── DATASET

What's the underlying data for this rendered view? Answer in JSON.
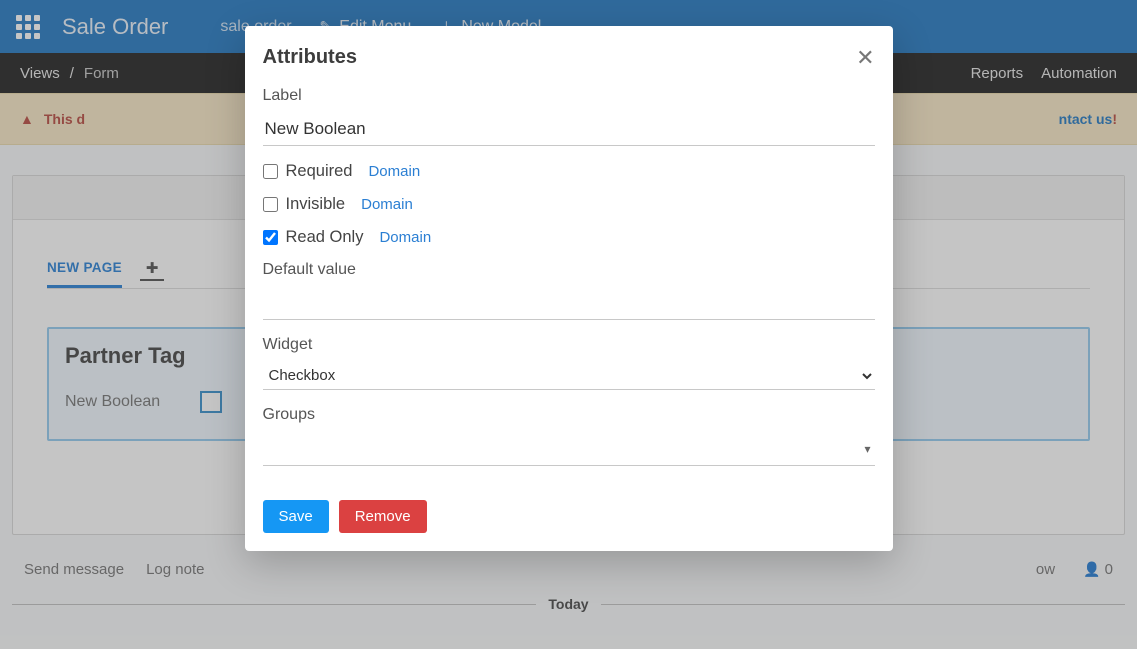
{
  "topbar": {
    "title": "Sale Order",
    "model": "sale.order",
    "edit_menu": "Edit Menu",
    "new_model": "New Model"
  },
  "subbar": {
    "views": "Views",
    "form": "Form",
    "reports": "Reports",
    "automation": "Automation"
  },
  "banner": {
    "prefix": "This d",
    "contact": "ntact us",
    "excl": " !"
  },
  "tabs": {
    "new_page": "NEW PAGE"
  },
  "partner": {
    "title": "Partner Tag",
    "field_label": "New Boolean"
  },
  "chatter": {
    "send": "Send message",
    "log": "Log note",
    "follow_suffix": "ow",
    "followers": "0",
    "today": "Today"
  },
  "modal": {
    "title": "Attributes",
    "label_lbl": "Label",
    "label_value": "New Boolean",
    "required": "Required",
    "invisible": "Invisible",
    "readonly": "Read Only",
    "domain": "Domain",
    "default_value_lbl": "Default value",
    "default_value": "",
    "widget_lbl": "Widget",
    "widget_value": "Checkbox",
    "groups_lbl": "Groups",
    "save": "Save",
    "remove": "Remove"
  }
}
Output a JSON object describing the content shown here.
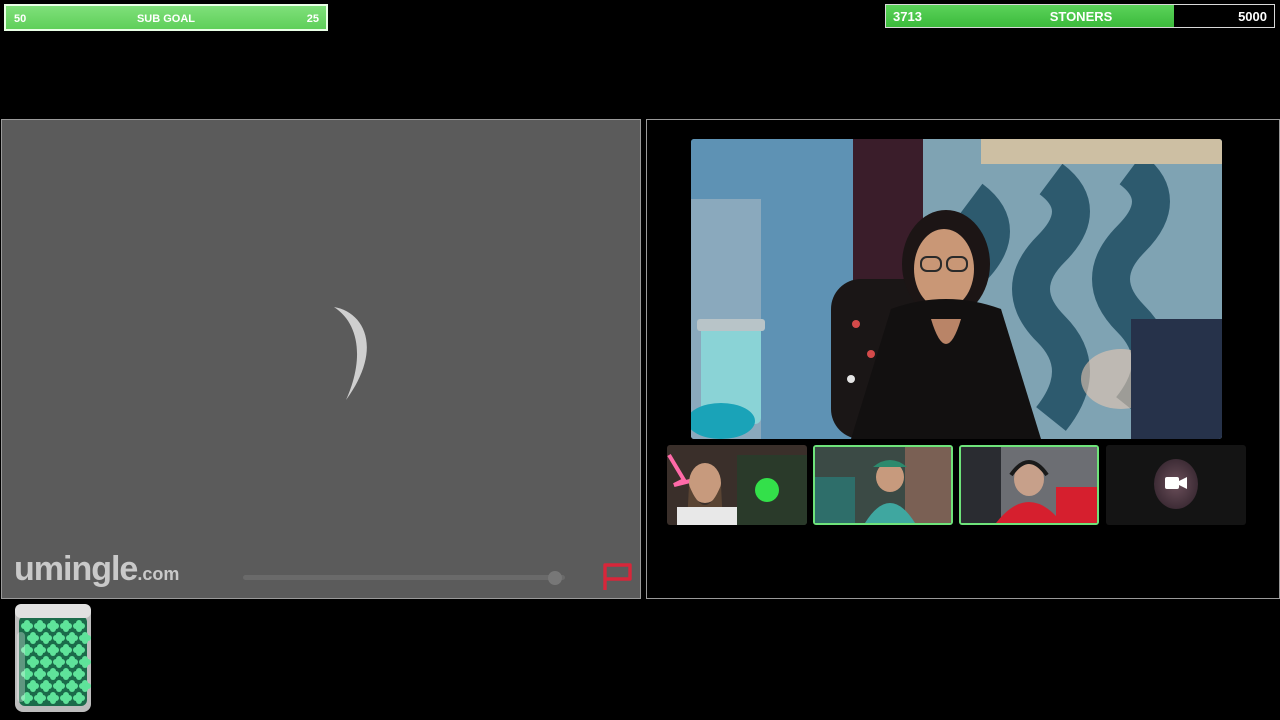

────

> **TASK TO CARRY OUT**: What is needed is an exact reproduction of the data, pictures excluded.

> **THE RESPONSE**:
What's the underlying data for this rendered view? Answer in JSON.
{
  "topbar": {
    "title": "Sale Order",
    "model": "sale.order",
    "edit_menu": "Edit Menu",
    "new_model": "New Model"
  },
  "subbar": {
    "views": "Views",
    "form": "Form",
    "reports": "Reports",
    "automation": "Automation"
  },
  "banner": {
    "prefix": "This d",
    "contact": "ntact us",
    "excl": " !"
  },
  "tabs": {
    "new_page": "NEW PAGE"
  },
  "partner": {
    "title": "Partner Tag",
    "field_label": "New Boolean"
  },
  "chatter": {
    "send": "Send message",
    "log": "Log note",
    "follow_suffix": "ow",
    "followers": "0",
    "today": "Today"
  },
  "modal": {
    "title": "Attributes",
    "label_lbl": "Label",
    "label_value": "New Boolean",
    "required": "Required",
    "invisible": "Invisible",
    "readonly": "Read Only",
    "domain": "Domain",
    "default_value_lbl": "Default value",
    "default_value": "",
    "widget_lbl": "Widget",
    "widget_value": "Checkbox",
    "groups_lbl": "Groups",
    "save": "Save",
    "remove": "Remove"
  }
}
Output a JSON object describing the content shown here.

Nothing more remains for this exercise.